------ Raw records
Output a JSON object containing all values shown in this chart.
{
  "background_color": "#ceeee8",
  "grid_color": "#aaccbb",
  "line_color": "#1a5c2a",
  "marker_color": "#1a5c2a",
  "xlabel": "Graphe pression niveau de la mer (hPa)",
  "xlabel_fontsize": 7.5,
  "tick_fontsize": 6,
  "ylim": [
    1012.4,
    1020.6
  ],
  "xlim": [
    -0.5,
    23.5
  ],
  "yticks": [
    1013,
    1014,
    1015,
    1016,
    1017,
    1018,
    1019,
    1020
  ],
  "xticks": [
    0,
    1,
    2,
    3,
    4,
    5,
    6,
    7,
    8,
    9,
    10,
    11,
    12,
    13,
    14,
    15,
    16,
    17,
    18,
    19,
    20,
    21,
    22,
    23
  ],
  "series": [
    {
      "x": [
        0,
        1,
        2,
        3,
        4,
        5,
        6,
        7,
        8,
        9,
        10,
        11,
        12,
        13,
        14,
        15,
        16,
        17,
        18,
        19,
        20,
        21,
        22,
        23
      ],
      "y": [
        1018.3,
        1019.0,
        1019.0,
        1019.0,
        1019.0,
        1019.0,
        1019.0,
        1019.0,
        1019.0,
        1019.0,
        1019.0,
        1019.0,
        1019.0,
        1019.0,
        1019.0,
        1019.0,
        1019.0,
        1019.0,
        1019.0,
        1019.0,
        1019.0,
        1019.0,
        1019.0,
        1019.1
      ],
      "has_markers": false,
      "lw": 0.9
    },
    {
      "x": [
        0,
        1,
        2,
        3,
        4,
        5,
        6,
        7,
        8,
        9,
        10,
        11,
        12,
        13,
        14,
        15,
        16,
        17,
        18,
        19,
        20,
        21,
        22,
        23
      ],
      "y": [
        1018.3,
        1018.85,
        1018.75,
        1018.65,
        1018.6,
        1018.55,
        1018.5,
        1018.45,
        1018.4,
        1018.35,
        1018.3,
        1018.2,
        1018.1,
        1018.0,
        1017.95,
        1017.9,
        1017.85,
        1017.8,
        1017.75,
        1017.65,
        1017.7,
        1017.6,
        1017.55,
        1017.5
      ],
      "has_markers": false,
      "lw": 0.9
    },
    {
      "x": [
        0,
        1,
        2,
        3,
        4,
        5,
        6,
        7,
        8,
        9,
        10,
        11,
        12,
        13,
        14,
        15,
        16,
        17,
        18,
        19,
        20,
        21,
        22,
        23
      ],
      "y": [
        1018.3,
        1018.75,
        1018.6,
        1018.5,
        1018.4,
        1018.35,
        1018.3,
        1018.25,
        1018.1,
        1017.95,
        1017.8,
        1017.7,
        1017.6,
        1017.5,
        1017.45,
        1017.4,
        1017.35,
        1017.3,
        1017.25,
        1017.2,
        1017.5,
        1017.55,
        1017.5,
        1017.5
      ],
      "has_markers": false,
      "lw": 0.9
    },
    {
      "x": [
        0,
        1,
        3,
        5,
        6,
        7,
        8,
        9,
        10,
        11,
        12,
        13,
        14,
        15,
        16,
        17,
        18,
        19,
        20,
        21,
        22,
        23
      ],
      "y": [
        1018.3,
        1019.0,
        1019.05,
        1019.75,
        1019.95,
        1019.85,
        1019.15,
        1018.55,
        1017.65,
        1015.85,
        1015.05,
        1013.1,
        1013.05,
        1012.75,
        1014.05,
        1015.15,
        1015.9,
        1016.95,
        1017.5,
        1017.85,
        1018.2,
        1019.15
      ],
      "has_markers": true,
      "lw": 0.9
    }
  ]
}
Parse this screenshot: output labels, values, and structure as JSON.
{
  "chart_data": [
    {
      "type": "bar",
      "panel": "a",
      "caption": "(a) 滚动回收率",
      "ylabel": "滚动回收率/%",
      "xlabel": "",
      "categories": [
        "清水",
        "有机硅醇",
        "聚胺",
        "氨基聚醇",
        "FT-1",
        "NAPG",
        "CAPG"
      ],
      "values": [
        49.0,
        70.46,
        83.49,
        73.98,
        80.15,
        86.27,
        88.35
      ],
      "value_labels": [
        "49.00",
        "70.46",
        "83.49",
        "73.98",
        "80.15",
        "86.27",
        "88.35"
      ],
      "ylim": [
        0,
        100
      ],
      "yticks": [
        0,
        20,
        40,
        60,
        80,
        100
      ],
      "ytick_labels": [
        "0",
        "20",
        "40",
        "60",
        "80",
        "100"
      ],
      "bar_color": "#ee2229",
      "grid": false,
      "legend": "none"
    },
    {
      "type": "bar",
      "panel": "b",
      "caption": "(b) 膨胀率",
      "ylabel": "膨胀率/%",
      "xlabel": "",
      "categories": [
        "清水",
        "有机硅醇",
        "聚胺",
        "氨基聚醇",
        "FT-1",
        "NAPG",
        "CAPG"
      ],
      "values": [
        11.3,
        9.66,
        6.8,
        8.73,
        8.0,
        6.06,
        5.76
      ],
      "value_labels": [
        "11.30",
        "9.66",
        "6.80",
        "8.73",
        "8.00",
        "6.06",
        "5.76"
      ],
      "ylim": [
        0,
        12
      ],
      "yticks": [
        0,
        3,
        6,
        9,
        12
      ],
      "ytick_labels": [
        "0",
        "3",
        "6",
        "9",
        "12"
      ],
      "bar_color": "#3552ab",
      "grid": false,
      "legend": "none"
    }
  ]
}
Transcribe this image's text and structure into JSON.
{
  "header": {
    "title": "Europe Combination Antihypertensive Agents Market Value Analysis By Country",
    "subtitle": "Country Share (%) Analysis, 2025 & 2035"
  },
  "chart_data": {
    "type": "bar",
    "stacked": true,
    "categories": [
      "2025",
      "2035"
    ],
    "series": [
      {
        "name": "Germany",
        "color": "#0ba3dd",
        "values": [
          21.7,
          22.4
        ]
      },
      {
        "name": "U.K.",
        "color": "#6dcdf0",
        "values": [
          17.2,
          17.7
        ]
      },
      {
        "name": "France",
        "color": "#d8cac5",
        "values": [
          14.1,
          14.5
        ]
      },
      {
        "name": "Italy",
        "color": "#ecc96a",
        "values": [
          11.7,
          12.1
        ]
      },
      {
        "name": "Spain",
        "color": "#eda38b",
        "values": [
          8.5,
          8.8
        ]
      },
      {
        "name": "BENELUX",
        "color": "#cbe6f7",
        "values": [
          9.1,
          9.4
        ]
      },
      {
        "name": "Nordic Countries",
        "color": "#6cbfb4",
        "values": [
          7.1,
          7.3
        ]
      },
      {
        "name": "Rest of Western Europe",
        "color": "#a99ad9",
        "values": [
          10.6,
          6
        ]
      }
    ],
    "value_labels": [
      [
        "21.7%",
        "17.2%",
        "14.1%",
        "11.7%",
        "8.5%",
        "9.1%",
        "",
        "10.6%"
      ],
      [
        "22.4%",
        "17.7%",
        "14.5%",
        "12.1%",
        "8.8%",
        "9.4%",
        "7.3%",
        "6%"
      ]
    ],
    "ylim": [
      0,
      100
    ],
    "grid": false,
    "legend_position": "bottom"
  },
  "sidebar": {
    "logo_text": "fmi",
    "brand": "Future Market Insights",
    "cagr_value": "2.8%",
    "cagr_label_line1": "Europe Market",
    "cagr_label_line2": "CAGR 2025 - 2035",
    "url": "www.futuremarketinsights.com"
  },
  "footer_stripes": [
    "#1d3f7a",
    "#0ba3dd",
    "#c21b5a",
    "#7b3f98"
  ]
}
------------
- **What to produce**
Write down the full listing again, exactly.

- **Output below**
Output a JSON object containing all values shown in this chart.
{
  "background_color": "#ceeee8",
  "grid_color": "#aaccbb",
  "line_color": "#1a5c2a",
  "marker_color": "#1a5c2a",
  "xlabel": "Graphe pression niveau de la mer (hPa)",
  "xlabel_fontsize": 7.5,
  "tick_fontsize": 6,
  "ylim": [
    1012.4,
    1020.6
  ],
  "xlim": [
    -0.5,
    23.5
  ],
  "yticks": [
    1013,
    1014,
    1015,
    1016,
    1017,
    1018,
    1019,
    1020
  ],
  "xticks": [
    0,
    1,
    2,
    3,
    4,
    5,
    6,
    7,
    8,
    9,
    10,
    11,
    12,
    13,
    14,
    15,
    16,
    17,
    18,
    19,
    20,
    21,
    22,
    23
  ],
  "series": [
    {
      "x": [
        0,
        1,
        2,
        3,
        4,
        5,
        6,
        7,
        8,
        9,
        10,
        11,
        12,
        13,
        14,
        15,
        16,
        17,
        18,
        19,
        20,
        21,
        22,
        23
      ],
      "y": [
        1018.3,
        1019.0,
        1019.0,
        1019.0,
        1019.0,
        1019.0,
        1019.0,
        1019.0,
        1019.0,
        1019.0,
        1019.0,
        1019.0,
        1019.0,
        1019.0,
        1019.0,
        1019.0,
        1019.0,
        1019.0,
        1019.0,
        1019.0,
        1019.0,
        1019.0,
        1019.0,
        1019.1
      ],
      "has_markers": false,
      "lw": 0.9
    },
    {
      "x": [
        0,
        1,
        2,
        3,
        4,
        5,
        6,
        7,
        8,
        9,
        10,
        11,
        12,
        13,
        14,
        15,
        16,
        17,
        18,
        19,
        20,
        21,
        22,
        23
      ],
      "y": [
        1018.3,
        1018.85,
        1018.75,
        1018.65,
        1018.6,
        1018.55,
        1018.5,
        1018.45,
        1018.4,
        1018.35,
        1018.3,
        1018.2,
        1018.1,
        1018.0,
        1017.95,
        1017.9,
        1017.85,
        1017.8,
        1017.75,
        1017.65,
        1017.7,
        1017.6,
        1017.55,
        1017.5
      ],
      "has_markers": false,
      "lw": 0.9
    },
    {
      "x": [
        0,
        1,
        2,
        3,
        4,
        5,
        6,
        7,
        8,
        9,
        10,
        11,
        12,
        13,
        14,
        15,
        16,
        17,
        18,
        19,
        20,
        21,
        22,
        23
      ],
      "y": [
        1018.3,
        1018.75,
        1018.6,
        1018.5,
        1018.4,
        1018.35,
        1018.3,
        1018.25,
        1018.1,
        1017.95,
        1017.8,
        1017.7,
        1017.6,
        1017.5,
        1017.45,
        1017.4,
        1017.35,
        1017.3,
        1017.25,
        1017.2,
        1017.5,
        1017.55,
        1017.5,
        1017.5
      ],
      "has_markers": false,
      "lw": 0.9
    },
    {
      "x": [
        0,
        1,
        3,
        5,
        6,
        7,
        8,
        9,
        10,
        11,
        12,
        13,
        14,
        15,
        16,
        17,
        18,
        19,
        20,
        21,
        22,
        23
      ],
      "y": [
        1018.3,
        1019.0,
        1019.05,
        1019.75,
        1019.95,
        1019.85,
        1019.15,
        1018.55,
        1017.65,
        1015.85,
        1015.05,
        1013.1,
        1013.05,
        1012.75,
        1014.05,
        1015.15,
        1015.9,
        1016.95,
        1017.5,
        1017.85,
        1018.2,
        1019.15
      ],
      "has_markers": true,
      "lw": 0.9
    }
  ]
}
Parse this screenshot: output labels, values, and structure as JSON.
{
  "chart_data": [
    {
      "type": "bar",
      "panel": "a",
      "caption": "(a) 滚动回收率",
      "ylabel": "滚动回收率/%",
      "xlabel": "",
      "categories": [
        "清水",
        "有机硅醇",
        "聚胺",
        "氨基聚醇",
        "FT-1",
        "NAPG",
        "CAPG"
      ],
      "values": [
        49.0,
        70.46,
        83.49,
        73.98,
        80.15,
        86.27,
        88.35
      ],
      "value_labels": [
        "49.00",
        "70.46",
        "83.49",
        "73.98",
        "80.15",
        "86.27",
        "88.35"
      ],
      "ylim": [
        0,
        100
      ],
      "yticks": [
        0,
        20,
        40,
        60,
        80,
        100
      ],
      "ytick_labels": [
        "0",
        "20",
        "40",
        "60",
        "80",
        "100"
      ],
      "bar_color": "#ee2229",
      "grid": false,
      "legend": "none"
    },
    {
      "type": "bar",
      "panel": "b",
      "caption": "(b) 膨胀率",
      "ylabel": "膨胀率/%",
      "xlabel": "",
      "categories": [
        "清水",
        "有机硅醇",
        "聚胺",
        "氨基聚醇",
        "FT-1",
        "NAPG",
        "CAPG"
      ],
      "values": [
        11.3,
        9.66,
        6.8,
        8.73,
        8.0,
        6.06,
        5.76
      ],
      "value_labels": [
        "11.30",
        "9.66",
        "6.80",
        "8.73",
        "8.00",
        "6.06",
        "5.76"
      ],
      "ylim": [
        0,
        12
      ],
      "yticks": [
        0,
        3,
        6,
        9,
        12
      ],
      "ytick_labels": [
        "0",
        "3",
        "6",
        "9",
        "12"
      ],
      "bar_color": "#3552ab",
      "grid": false,
      "legend": "none"
    }
  ]
}
Transcribe this image's text and structure into JSON.
{
  "header": {
    "title": "Europe Combination Antihypertensive Agents Market Value Analysis By Country",
    "subtitle": "Country Share (%) Analysis, 2025 & 2035"
  },
  "chart_data": {
    "type": "bar",
    "stacked": true,
    "categories": [
      "2025",
      "2035"
    ],
    "series": [
      {
        "name": "Germany",
        "color": "#0ba3dd",
        "values": [
          21.7,
          22.4
        ]
      },
      {
        "name": "U.K.",
        "color": "#6dcdf0",
        "values": [
          17.2,
          17.7
        ]
      },
      {
        "name": "France",
        "color": "#d8cac5",
        "values": [
          14.1,
          14.5
        ]
      },
      {
        "name": "Italy",
        "color": "#ecc96a",
        "values": [
          11.7,
          12.1
        ]
      },
      {
        "name": "Spain",
        "color": "#eda38b",
        "values": [
          8.5,
          8.8
        ]
      },
      {
        "name": "BENELUX",
        "color": "#cbe6f7",
        "values": [
          9.1,
          9.4
        ]
      },
      {
        "name": "Nordic Countries",
        "color": "#6cbfb4",
        "values": [
          7.1,
          7.3
        ]
      },
      {
        "name": "Rest of Western Europe",
        "color": "#a99ad9",
        "values": [
          10.6,
          6
        ]
      }
    ],
    "value_labels": [
      [
        "21.7%",
        "17.2%",
        "14.1%",
        "11.7%",
        "8.5%",
        "9.1%",
        "",
        "10.6%"
      ],
      [
        "22.4%",
        "17.7%",
        "14.5%",
        "12.1%",
        "8.8%",
        "9.4%",
        "7.3%",
        "6%"
      ]
    ],
    "ylim": [
      0,
      100
    ],
    "grid": false,
    "legend_position": "bottom"
  },
  "sidebar": {
    "logo_text": "fmi",
    "brand": "Future Market Insights",
    "cagr_value": "2.8%",
    "cagr_label_line1": "Europe Market",
    "cagr_label_line2": "CAGR 2025 - 2035",
    "url": "www.futuremarketinsights.com"
  },
  "footer_stripes": [
    "#1d3f7a",
    "#0ba3dd",
    "#c21b5a",
    "#7b3f98"
  ]
}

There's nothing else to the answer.